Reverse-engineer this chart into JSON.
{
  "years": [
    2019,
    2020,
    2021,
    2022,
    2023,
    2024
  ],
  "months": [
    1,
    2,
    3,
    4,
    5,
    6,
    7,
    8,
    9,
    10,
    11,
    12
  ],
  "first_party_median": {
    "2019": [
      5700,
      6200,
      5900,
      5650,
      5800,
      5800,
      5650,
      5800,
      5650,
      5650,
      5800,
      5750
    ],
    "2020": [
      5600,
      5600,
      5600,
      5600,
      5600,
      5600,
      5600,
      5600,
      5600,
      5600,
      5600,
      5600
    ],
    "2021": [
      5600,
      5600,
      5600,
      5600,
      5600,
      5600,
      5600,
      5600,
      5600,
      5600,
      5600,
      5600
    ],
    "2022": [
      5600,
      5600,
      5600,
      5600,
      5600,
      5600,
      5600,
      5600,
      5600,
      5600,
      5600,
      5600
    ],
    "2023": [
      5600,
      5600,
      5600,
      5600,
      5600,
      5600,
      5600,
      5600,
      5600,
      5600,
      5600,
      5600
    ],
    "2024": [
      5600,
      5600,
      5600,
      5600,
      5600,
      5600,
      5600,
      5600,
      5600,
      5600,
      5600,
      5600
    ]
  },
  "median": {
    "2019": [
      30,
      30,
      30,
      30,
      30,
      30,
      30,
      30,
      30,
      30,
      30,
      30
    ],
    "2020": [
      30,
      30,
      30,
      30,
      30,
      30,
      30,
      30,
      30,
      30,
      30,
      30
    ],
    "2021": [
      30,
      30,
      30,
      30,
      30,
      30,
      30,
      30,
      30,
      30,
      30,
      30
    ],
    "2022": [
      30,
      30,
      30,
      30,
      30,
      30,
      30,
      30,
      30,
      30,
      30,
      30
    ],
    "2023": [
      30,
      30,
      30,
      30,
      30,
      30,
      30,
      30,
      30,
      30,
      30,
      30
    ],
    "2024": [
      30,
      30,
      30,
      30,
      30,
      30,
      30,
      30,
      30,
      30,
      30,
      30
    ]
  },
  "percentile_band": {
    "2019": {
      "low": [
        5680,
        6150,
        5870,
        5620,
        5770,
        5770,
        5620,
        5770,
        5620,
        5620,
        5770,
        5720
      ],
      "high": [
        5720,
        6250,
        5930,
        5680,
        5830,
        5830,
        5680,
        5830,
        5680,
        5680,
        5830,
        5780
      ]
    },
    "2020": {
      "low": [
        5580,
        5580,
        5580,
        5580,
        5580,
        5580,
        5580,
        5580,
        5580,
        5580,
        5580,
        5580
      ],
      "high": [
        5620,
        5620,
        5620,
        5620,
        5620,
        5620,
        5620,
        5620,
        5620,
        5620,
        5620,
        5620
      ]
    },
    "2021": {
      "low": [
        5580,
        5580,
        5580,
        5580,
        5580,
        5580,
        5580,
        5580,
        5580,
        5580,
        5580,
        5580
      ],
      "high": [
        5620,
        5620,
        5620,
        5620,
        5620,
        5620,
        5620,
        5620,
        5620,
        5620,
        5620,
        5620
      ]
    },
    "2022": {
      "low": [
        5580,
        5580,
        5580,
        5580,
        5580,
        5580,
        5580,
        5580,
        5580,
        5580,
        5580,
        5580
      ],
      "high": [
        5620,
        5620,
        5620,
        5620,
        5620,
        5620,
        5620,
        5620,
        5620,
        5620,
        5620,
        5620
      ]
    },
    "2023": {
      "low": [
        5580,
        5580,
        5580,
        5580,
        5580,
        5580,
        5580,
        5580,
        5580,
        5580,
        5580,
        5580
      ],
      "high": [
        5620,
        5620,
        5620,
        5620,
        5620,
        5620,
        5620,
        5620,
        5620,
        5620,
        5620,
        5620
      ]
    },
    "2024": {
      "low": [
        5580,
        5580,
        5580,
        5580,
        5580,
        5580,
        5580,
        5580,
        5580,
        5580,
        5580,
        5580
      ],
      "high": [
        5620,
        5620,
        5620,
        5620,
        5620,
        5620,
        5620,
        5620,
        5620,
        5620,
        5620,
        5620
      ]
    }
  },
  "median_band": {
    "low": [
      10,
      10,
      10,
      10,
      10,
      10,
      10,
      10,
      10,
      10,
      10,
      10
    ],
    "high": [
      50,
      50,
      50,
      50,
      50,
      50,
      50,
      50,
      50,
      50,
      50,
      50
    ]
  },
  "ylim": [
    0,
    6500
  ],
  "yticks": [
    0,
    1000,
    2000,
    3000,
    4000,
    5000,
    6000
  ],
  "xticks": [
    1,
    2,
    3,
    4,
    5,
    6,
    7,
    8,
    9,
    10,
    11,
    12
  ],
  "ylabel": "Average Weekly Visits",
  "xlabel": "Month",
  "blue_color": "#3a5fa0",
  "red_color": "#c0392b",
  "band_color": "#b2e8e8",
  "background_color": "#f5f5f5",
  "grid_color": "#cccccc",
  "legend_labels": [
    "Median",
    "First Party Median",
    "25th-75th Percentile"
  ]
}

## Instruction
Repeat the records exactly, including every line.

## Exercise output
Reverse-engineer this chart into JSON.
{
  "years": [
    2019,
    2020,
    2021,
    2022,
    2023,
    2024
  ],
  "months": [
    1,
    2,
    3,
    4,
    5,
    6,
    7,
    8,
    9,
    10,
    11,
    12
  ],
  "first_party_median": {
    "2019": [
      5700,
      6200,
      5900,
      5650,
      5800,
      5800,
      5650,
      5800,
      5650,
      5650,
      5800,
      5750
    ],
    "2020": [
      5600,
      5600,
      5600,
      5600,
      5600,
      5600,
      5600,
      5600,
      5600,
      5600,
      5600,
      5600
    ],
    "2021": [
      5600,
      5600,
      5600,
      5600,
      5600,
      5600,
      5600,
      5600,
      5600,
      5600,
      5600,
      5600
    ],
    "2022": [
      5600,
      5600,
      5600,
      5600,
      5600,
      5600,
      5600,
      5600,
      5600,
      5600,
      5600,
      5600
    ],
    "2023": [
      5600,
      5600,
      5600,
      5600,
      5600,
      5600,
      5600,
      5600,
      5600,
      5600,
      5600,
      5600
    ],
    "2024": [
      5600,
      5600,
      5600,
      5600,
      5600,
      5600,
      5600,
      5600,
      5600,
      5600,
      5600,
      5600
    ]
  },
  "median": {
    "2019": [
      30,
      30,
      30,
      30,
      30,
      30,
      30,
      30,
      30,
      30,
      30,
      30
    ],
    "2020": [
      30,
      30,
      30,
      30,
      30,
      30,
      30,
      30,
      30,
      30,
      30,
      30
    ],
    "2021": [
      30,
      30,
      30,
      30,
      30,
      30,
      30,
      30,
      30,
      30,
      30,
      30
    ],
    "2022": [
      30,
      30,
      30,
      30,
      30,
      30,
      30,
      30,
      30,
      30,
      30,
      30
    ],
    "2023": [
      30,
      30,
      30,
      30,
      30,
      30,
      30,
      30,
      30,
      30,
      30,
      30
    ],
    "2024": [
      30,
      30,
      30,
      30,
      30,
      30,
      30,
      30,
      30,
      30,
      30,
      30
    ]
  },
  "percentile_band": {
    "2019": {
      "low": [
        5680,
        6150,
        5870,
        5620,
        5770,
        5770,
        5620,
        5770,
        5620,
        5620,
        5770,
        5720
      ],
      "high": [
        5720,
        6250,
        5930,
        5680,
        5830,
        5830,
        5680,
        5830,
        5680,
        5680,
        5830,
        5780
      ]
    },
    "2020": {
      "low": [
        5580,
        5580,
        5580,
        5580,
        5580,
        5580,
        5580,
        5580,
        5580,
        5580,
        5580,
        5580
      ],
      "high": [
        5620,
        5620,
        5620,
        5620,
        5620,
        5620,
        5620,
        5620,
        5620,
        5620,
        5620,
        5620
      ]
    },
    "2021": {
      "low": [
        5580,
        5580,
        5580,
        5580,
        5580,
        5580,
        5580,
        5580,
        5580,
        5580,
        5580,
        5580
      ],
      "high": [
        5620,
        5620,
        5620,
        5620,
        5620,
        5620,
        5620,
        5620,
        5620,
        5620,
        5620,
        5620
      ]
    },
    "2022": {
      "low": [
        5580,
        5580,
        5580,
        5580,
        5580,
        5580,
        5580,
        5580,
        5580,
        5580,
        5580,
        5580
      ],
      "high": [
        5620,
        5620,
        5620,
        5620,
        5620,
        5620,
        5620,
        5620,
        5620,
        5620,
        5620,
        5620
      ]
    },
    "2023": {
      "low": [
        5580,
        5580,
        5580,
        5580,
        5580,
        5580,
        5580,
        5580,
        5580,
        5580,
        5580,
        5580
      ],
      "high": [
        5620,
        5620,
        5620,
        5620,
        5620,
        5620,
        5620,
        5620,
        5620,
        5620,
        5620,
        5620
      ]
    },
    "2024": {
      "low": [
        5580,
        5580,
        5580,
        5580,
        5580,
        5580,
        5580,
        5580,
        5580,
        5580,
        5580,
        5580
      ],
      "high": [
        5620,
        5620,
        5620,
        5620,
        5620,
        5620,
        5620,
        5620,
        5620,
        5620,
        5620,
        5620
      ]
    }
  },
  "median_band": {
    "low": [
      10,
      10,
      10,
      10,
      10,
      10,
      10,
      10,
      10,
      10,
      10,
      10
    ],
    "high": [
      50,
      50,
      50,
      50,
      50,
      50,
      50,
      50,
      50,
      50,
      50,
      50
    ]
  },
  "ylim": [
    0,
    6500
  ],
  "yticks": [
    0,
    1000,
    2000,
    3000,
    4000,
    5000,
    6000
  ],
  "xticks": [
    1,
    2,
    3,
    4,
    5,
    6,
    7,
    8,
    9,
    10,
    11,
    12
  ],
  "ylabel": "Average Weekly Visits",
  "xlabel": "Month",
  "blue_color": "#3a5fa0",
  "red_color": "#c0392b",
  "band_color": "#b2e8e8",
  "background_color": "#f5f5f5",
  "grid_color": "#cccccc",
  "legend_labels": [
    "Median",
    "First Party Median",
    "25th-75th Percentile"
  ]
}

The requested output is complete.